— start Material provided —

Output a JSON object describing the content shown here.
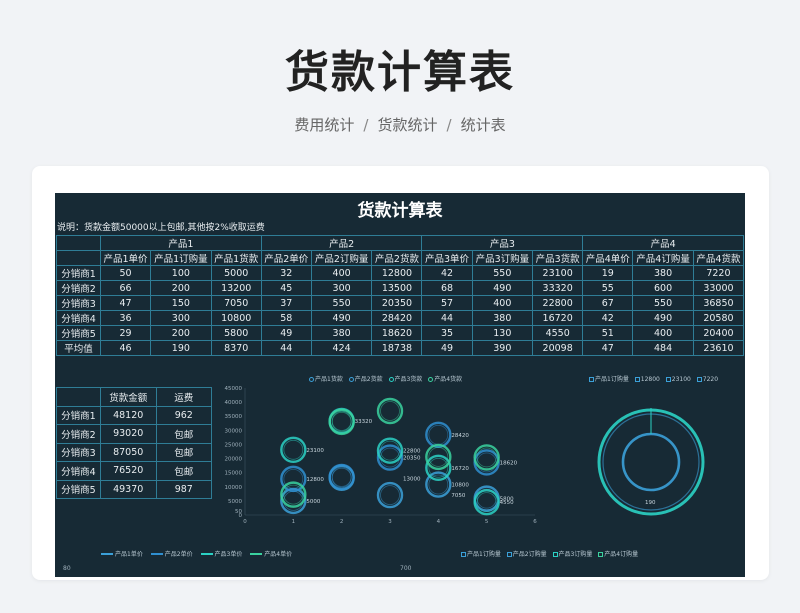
{
  "header": {
    "title": "货款计算表",
    "breadcrumb": [
      "费用统计",
      "货款统计",
      "统计表"
    ],
    "separator": "/"
  },
  "sheet": {
    "title": "货款计算表",
    "note": "说明：货款金额50000以上包邮,其他按2%收取运费",
    "groups": [
      "产品1",
      "产品2",
      "产品3",
      "产品4"
    ],
    "columns": [
      "产品1单价",
      "产品1订购量",
      "产品1货款",
      "产品2单价",
      "产品2订购量",
      "产品2货款",
      "产品3单价",
      "产品3订购量",
      "产品3货款",
      "产品4单价",
      "产品4订购量",
      "产品4货款"
    ],
    "rows": [
      {
        "label": "分销商1",
        "values": [
          "50",
          "100",
          "5000",
          "32",
          "400",
          "12800",
          "42",
          "550",
          "23100",
          "19",
          "380",
          "7220"
        ]
      },
      {
        "label": "分销商2",
        "values": [
          "66",
          "200",
          "13200",
          "45",
          "300",
          "13500",
          "68",
          "490",
          "33320",
          "55",
          "600",
          "33000"
        ]
      },
      {
        "label": "分销商3",
        "values": [
          "47",
          "150",
          "7050",
          "37",
          "550",
          "20350",
          "57",
          "400",
          "22800",
          "67",
          "550",
          "36850"
        ]
      },
      {
        "label": "分销商4",
        "values": [
          "36",
          "300",
          "10800",
          "58",
          "490",
          "28420",
          "44",
          "380",
          "16720",
          "42",
          "490",
          "20580"
        ]
      },
      {
        "label": "分销商5",
        "values": [
          "29",
          "200",
          "5800",
          "49",
          "380",
          "18620",
          "35",
          "130",
          "4550",
          "51",
          "400",
          "20400"
        ]
      },
      {
        "label": "平均值",
        "values": [
          "46",
          "190",
          "8370",
          "44",
          "424",
          "18738",
          "49",
          "390",
          "20098",
          "47",
          "484",
          "23610"
        ]
      }
    ],
    "fee_table": {
      "headers": [
        "",
        "货款金额",
        "运费"
      ],
      "rows": [
        [
          "分销商1",
          "48120",
          "962"
        ],
        [
          "分销商2",
          "93020",
          "包邮"
        ],
        [
          "分销商3",
          "87050",
          "包邮"
        ],
        [
          "分销商4",
          "76520",
          "包邮"
        ],
        [
          "分销商5",
          "49370",
          "987"
        ]
      ]
    }
  },
  "chart_data": [
    {
      "type": "scatter",
      "series": [
        {
          "name": "产品1货款",
          "x": [
            1,
            2,
            3,
            4,
            5
          ],
          "values": [
            5000,
            13200,
            7050,
            10800,
            5800
          ]
        },
        {
          "name": "产品2货款",
          "x": [
            1,
            2,
            3,
            4,
            5
          ],
          "values": [
            12800,
            13500,
            20350,
            28420,
            18620
          ]
        },
        {
          "name": "产品3货款",
          "x": [
            1,
            2,
            3,
            4,
            5
          ],
          "values": [
            23100,
            33320,
            22800,
            16720,
            4550
          ]
        },
        {
          "name": "产品4货款",
          "x": [
            1,
            2,
            3,
            4,
            5
          ],
          "values": [
            7220,
            33000,
            36850,
            20580,
            20400
          ]
        }
      ],
      "yticks": [
        "0",
        "50",
        "5000",
        "10000",
        "15000",
        "20000",
        "25000",
        "30000",
        "35000",
        "40000",
        "45000"
      ],
      "xticks": [
        "0",
        "1",
        "2",
        "3",
        "4",
        "5",
        "6"
      ],
      "point_labels": [
        {
          "x": 1,
          "y": 23100,
          "text": "23100"
        },
        {
          "x": 1,
          "y": 12800,
          "text": "12800"
        },
        {
          "x": 1,
          "y": 5000,
          "text": "5000"
        },
        {
          "x": 2,
          "y": 33320,
          "text": "33320"
        },
        {
          "x": 3,
          "y": 13000,
          "text": "13000"
        },
        {
          "x": 3,
          "y": 22800,
          "text": "22800"
        },
        {
          "x": 3,
          "y": 20350,
          "text": "20350"
        },
        {
          "x": 4,
          "y": 28420,
          "text": "28420"
        },
        {
          "x": 4,
          "y": 16720,
          "text": "16720"
        },
        {
          "x": 4,
          "y": 10800,
          "text": "10800"
        },
        {
          "x": 4,
          "y": 7050,
          "text": "7050"
        },
        {
          "x": 5,
          "y": 18620,
          "text": "18620"
        },
        {
          "x": 5,
          "y": 4550,
          "text": "4550"
        },
        {
          "x": 5,
          "y": 5800,
          "text": "5800"
        }
      ],
      "xlim": [
        0,
        6
      ],
      "ylim": [
        0,
        45000
      ]
    },
    {
      "type": "pie",
      "series": [
        {
          "name": "产品1订购量",
          "values": [
            190
          ]
        },
        {
          "name": "12800",
          "values": [
            12800
          ]
        },
        {
          "name": "23100",
          "values": [
            23100
          ]
        },
        {
          "name": "7220",
          "values": [
            7220
          ]
        }
      ],
      "label": "190"
    }
  ],
  "bottom_left": {
    "legend": [
      "产品1单价",
      "产品2单价",
      "产品3单价",
      "产品4单价"
    ],
    "axis_label": "80"
  },
  "bottom_right": {
    "legend": [
      "产品1订购量",
      "产品2订购量",
      "产品3订购量",
      "产品4订购量"
    ],
    "axis_label": "700"
  },
  "colors": {
    "sheet_bg": "#172a35",
    "grid": "#2f7d96",
    "ring_blue": "#3ba0d8",
    "ring_teal": "#2bd1c4",
    "ring_green": "#3ad29f"
  }
}
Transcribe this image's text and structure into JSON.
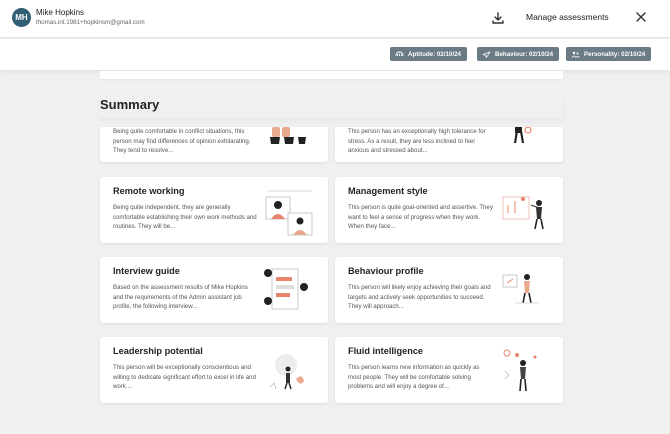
{
  "user": {
    "initials": "MH",
    "name": "Mike Hopkins",
    "email": "thomas.int.1981+hopkinsm@gmail.com"
  },
  "header": {
    "manage_label": "Manage assessments"
  },
  "badges": [
    {
      "label": "Aptitude: 02/10/24",
      "icon": "brain-icon"
    },
    {
      "label": "Behaviour: 02/10/24",
      "icon": "send-icon"
    },
    {
      "label": "Personality: 02/10/24",
      "icon": "people-icon"
    }
  ],
  "colors": {
    "avatar": "#2f5d73",
    "badge": "#6b7b86",
    "accent": "#e8846b",
    "background": "#f0f0f0"
  },
  "summary": {
    "title": "Summary",
    "partial_cards": [
      {
        "desc": "Being quite comfortable in conflict situations, this person may find differences of opinion exhilarating. They tend to resolve..."
      },
      {
        "desc": "This person has an exceptionally high tolerance for stress. As a result, they are less inclined to feel anxious and stressed about..."
      }
    ],
    "cards": [
      {
        "title": "Remote working",
        "desc": "Being quite independent, they are generally comfortable establishing their own work methods and routines. They will be..."
      },
      {
        "title": "Management style",
        "desc": "This person is quite goal-oriented and assertive. They want to feel a sense of progress when they work. When they face..."
      },
      {
        "title": "Interview guide",
        "desc": "Based on the assessment results of Mike Hopkins and the requirements of the Admin assistant job profile, the following interview..."
      },
      {
        "title": "Behaviour profile",
        "desc": "This person will likely enjoy achieving their goals and targets and actively seek opportunities to succeed. They will approach..."
      },
      {
        "title": "Leadership potential",
        "desc": "This person will be exceptionally conscientious and willing to dedicate significant effort to excel in life and work...."
      },
      {
        "title": "Fluid intelligence",
        "desc": "This person learns new information as quickly as most people. They will be comfortable solving problems and will enjoy a degree of..."
      }
    ]
  }
}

— end Material provided —

→ Exercise details
Find the string "feel" in the listing and return every line that holds it.

→ Solution for this problem
        "desc": "This person has an exceptionally high tolerance for stress. As a result, they are less inclined to feel anxious and stressed about..."
        "desc": "This person is quite goal-oriented and assertive. They want to feel a sense of progress when they work. When they face..."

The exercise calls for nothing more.